## DATASET ROWS:
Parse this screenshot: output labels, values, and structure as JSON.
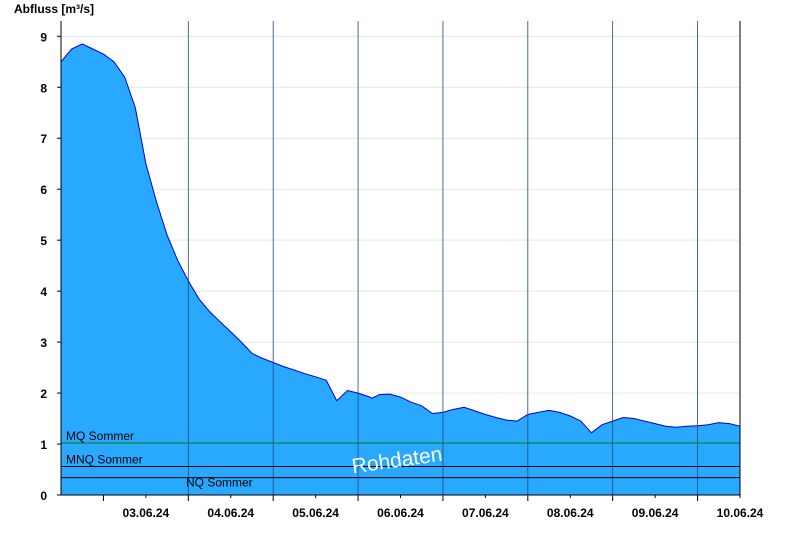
{
  "chart_data": {
    "type": "area",
    "title": "",
    "ylabel": "Abfluss [m³/s]",
    "xlabel": "",
    "ylim": [
      0,
      9.3
    ],
    "yticks": [
      0,
      1,
      2,
      3,
      4,
      5,
      6,
      7,
      8,
      9
    ],
    "xlim": [
      "2024-06-02T12:00",
      "2024-06-10T12:00"
    ],
    "xtick_labels": [
      "03.06.24",
      "04.06.24",
      "05.06.24",
      "06.06.24",
      "07.06.24",
      "08.06.24",
      "09.06.24",
      "10.06.24"
    ],
    "grid": true,
    "series": [
      {
        "color": "#29a8ff",
        "line_color": "#0000cc",
        "x": [
          "2024-06-02T12:00",
          "2024-06-02T15:00",
          "2024-06-02T18:00",
          "2024-06-02T21:00",
          "2024-06-03T00:00",
          "2024-06-03T03:00",
          "2024-06-03T06:00",
          "2024-06-03T09:00",
          "2024-06-03T12:00",
          "2024-06-03T15:00",
          "2024-06-03T18:00",
          "2024-06-03T21:00",
          "2024-06-04T00:00",
          "2024-06-04T03:00",
          "2024-06-04T06:00",
          "2024-06-04T09:00",
          "2024-06-04T12:00",
          "2024-06-04T15:00",
          "2024-06-04T18:00",
          "2024-06-04T21:00",
          "2024-06-05T00:00",
          "2024-06-05T03:00",
          "2024-06-05T06:00",
          "2024-06-05T09:00",
          "2024-06-05T12:00",
          "2024-06-05T15:00",
          "2024-06-05T18:00",
          "2024-06-05T21:00",
          "2024-06-06T00:00",
          "2024-06-06T03:00",
          "2024-06-06T04:00",
          "2024-06-06T06:00",
          "2024-06-06T09:00",
          "2024-06-06T12:00",
          "2024-06-06T15:00",
          "2024-06-06T18:00",
          "2024-06-06T21:00",
          "2024-06-07T00:00",
          "2024-06-07T03:00",
          "2024-06-07T06:00",
          "2024-06-07T09:00",
          "2024-06-07T12:00",
          "2024-06-07T15:00",
          "2024-06-07T18:00",
          "2024-06-07T21:00",
          "2024-06-08T00:00",
          "2024-06-08T03:00",
          "2024-06-08T06:00",
          "2024-06-08T09:00",
          "2024-06-08T12:00",
          "2024-06-08T15:00",
          "2024-06-08T18:00",
          "2024-06-08T21:00",
          "2024-06-09T00:00",
          "2024-06-09T03:00",
          "2024-06-09T06:00",
          "2024-06-09T09:00",
          "2024-06-09T12:00",
          "2024-06-09T15:00",
          "2024-06-09T18:00",
          "2024-06-09T21:00",
          "2024-06-10T00:00",
          "2024-06-10T03:00",
          "2024-06-10T06:00",
          "2024-06-10T09:00",
          "2024-06-10T12:00"
        ],
        "y": [
          8.5,
          8.75,
          8.85,
          8.75,
          8.65,
          8.5,
          8.2,
          7.6,
          6.5,
          5.75,
          5.1,
          4.6,
          4.2,
          3.85,
          3.6,
          3.4,
          3.2,
          3.0,
          2.78,
          2.68,
          2.6,
          2.52,
          2.45,
          2.38,
          2.32,
          2.25,
          1.85,
          2.05,
          2.0,
          1.93,
          1.9,
          1.97,
          1.98,
          1.92,
          1.82,
          1.75,
          1.6,
          1.62,
          1.68,
          1.72,
          1.65,
          1.58,
          1.52,
          1.47,
          1.45,
          1.58,
          1.62,
          1.66,
          1.62,
          1.55,
          1.45,
          1.22,
          1.38,
          1.45,
          1.52,
          1.5,
          1.45,
          1.4,
          1.35,
          1.33,
          1.35,
          1.36,
          1.38,
          1.42,
          1.4,
          1.35
        ]
      }
    ],
    "reference_lines": [
      {
        "label": "MQ Sommer",
        "value": 1.02,
        "color": "#008000"
      },
      {
        "label": "MNQ Sommer",
        "value": 0.56,
        "color": "#000000"
      },
      {
        "label": "NQ Sommer",
        "value": 0.34,
        "color": "#000000"
      }
    ],
    "annotations": [
      "Rohdaten"
    ]
  }
}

## SHORT PROBLEM:
Repeat everything in the records precisely. Images are excluded from the copy.

## WRITTEN REPLY:
Parse this screenshot: output labels, values, and structure as JSON.
{
  "chart_data": {
    "type": "area",
    "title": "",
    "ylabel": "Abfluss [m³/s]",
    "xlabel": "",
    "ylim": [
      0,
      9.3
    ],
    "yticks": [
      0,
      1,
      2,
      3,
      4,
      5,
      6,
      7,
      8,
      9
    ],
    "xlim": [
      "2024-06-02T12:00",
      "2024-06-10T12:00"
    ],
    "xtick_labels": [
      "03.06.24",
      "04.06.24",
      "05.06.24",
      "06.06.24",
      "07.06.24",
      "08.06.24",
      "09.06.24",
      "10.06.24"
    ],
    "grid": true,
    "series": [
      {
        "color": "#29a8ff",
        "line_color": "#0000cc",
        "x": [
          "2024-06-02T12:00",
          "2024-06-02T15:00",
          "2024-06-02T18:00",
          "2024-06-02T21:00",
          "2024-06-03T00:00",
          "2024-06-03T03:00",
          "2024-06-03T06:00",
          "2024-06-03T09:00",
          "2024-06-03T12:00",
          "2024-06-03T15:00",
          "2024-06-03T18:00",
          "2024-06-03T21:00",
          "2024-06-04T00:00",
          "2024-06-04T03:00",
          "2024-06-04T06:00",
          "2024-06-04T09:00",
          "2024-06-04T12:00",
          "2024-06-04T15:00",
          "2024-06-04T18:00",
          "2024-06-04T21:00",
          "2024-06-05T00:00",
          "2024-06-05T03:00",
          "2024-06-05T06:00",
          "2024-06-05T09:00",
          "2024-06-05T12:00",
          "2024-06-05T15:00",
          "2024-06-05T18:00",
          "2024-06-05T21:00",
          "2024-06-06T00:00",
          "2024-06-06T03:00",
          "2024-06-06T04:00",
          "2024-06-06T06:00",
          "2024-06-06T09:00",
          "2024-06-06T12:00",
          "2024-06-06T15:00",
          "2024-06-06T18:00",
          "2024-06-06T21:00",
          "2024-06-07T00:00",
          "2024-06-07T03:00",
          "2024-06-07T06:00",
          "2024-06-07T09:00",
          "2024-06-07T12:00",
          "2024-06-07T15:00",
          "2024-06-07T18:00",
          "2024-06-07T21:00",
          "2024-06-08T00:00",
          "2024-06-08T03:00",
          "2024-06-08T06:00",
          "2024-06-08T09:00",
          "2024-06-08T12:00",
          "2024-06-08T15:00",
          "2024-06-08T18:00",
          "2024-06-08T21:00",
          "2024-06-09T00:00",
          "2024-06-09T03:00",
          "2024-06-09T06:00",
          "2024-06-09T09:00",
          "2024-06-09T12:00",
          "2024-06-09T15:00",
          "2024-06-09T18:00",
          "2024-06-09T21:00",
          "2024-06-10T00:00",
          "2024-06-10T03:00",
          "2024-06-10T06:00",
          "2024-06-10T09:00",
          "2024-06-10T12:00"
        ],
        "y": [
          8.5,
          8.75,
          8.85,
          8.75,
          8.65,
          8.5,
          8.2,
          7.6,
          6.5,
          5.75,
          5.1,
          4.6,
          4.2,
          3.85,
          3.6,
          3.4,
          3.2,
          3.0,
          2.78,
          2.68,
          2.6,
          2.52,
          2.45,
          2.38,
          2.32,
          2.25,
          1.85,
          2.05,
          2.0,
          1.93,
          1.9,
          1.97,
          1.98,
          1.92,
          1.82,
          1.75,
          1.6,
          1.62,
          1.68,
          1.72,
          1.65,
          1.58,
          1.52,
          1.47,
          1.45,
          1.58,
          1.62,
          1.66,
          1.62,
          1.55,
          1.45,
          1.22,
          1.38,
          1.45,
          1.52,
          1.5,
          1.45,
          1.4,
          1.35,
          1.33,
          1.35,
          1.36,
          1.38,
          1.42,
          1.4,
          1.35
        ]
      }
    ],
    "reference_lines": [
      {
        "label": "MQ Sommer",
        "value": 1.02,
        "color": "#008000"
      },
      {
        "label": "MNQ Sommer",
        "value": 0.56,
        "color": "#000000"
      },
      {
        "label": "NQ Sommer",
        "value": 0.34,
        "color": "#000000"
      }
    ],
    "annotations": [
      "Rohdaten"
    ]
  }
}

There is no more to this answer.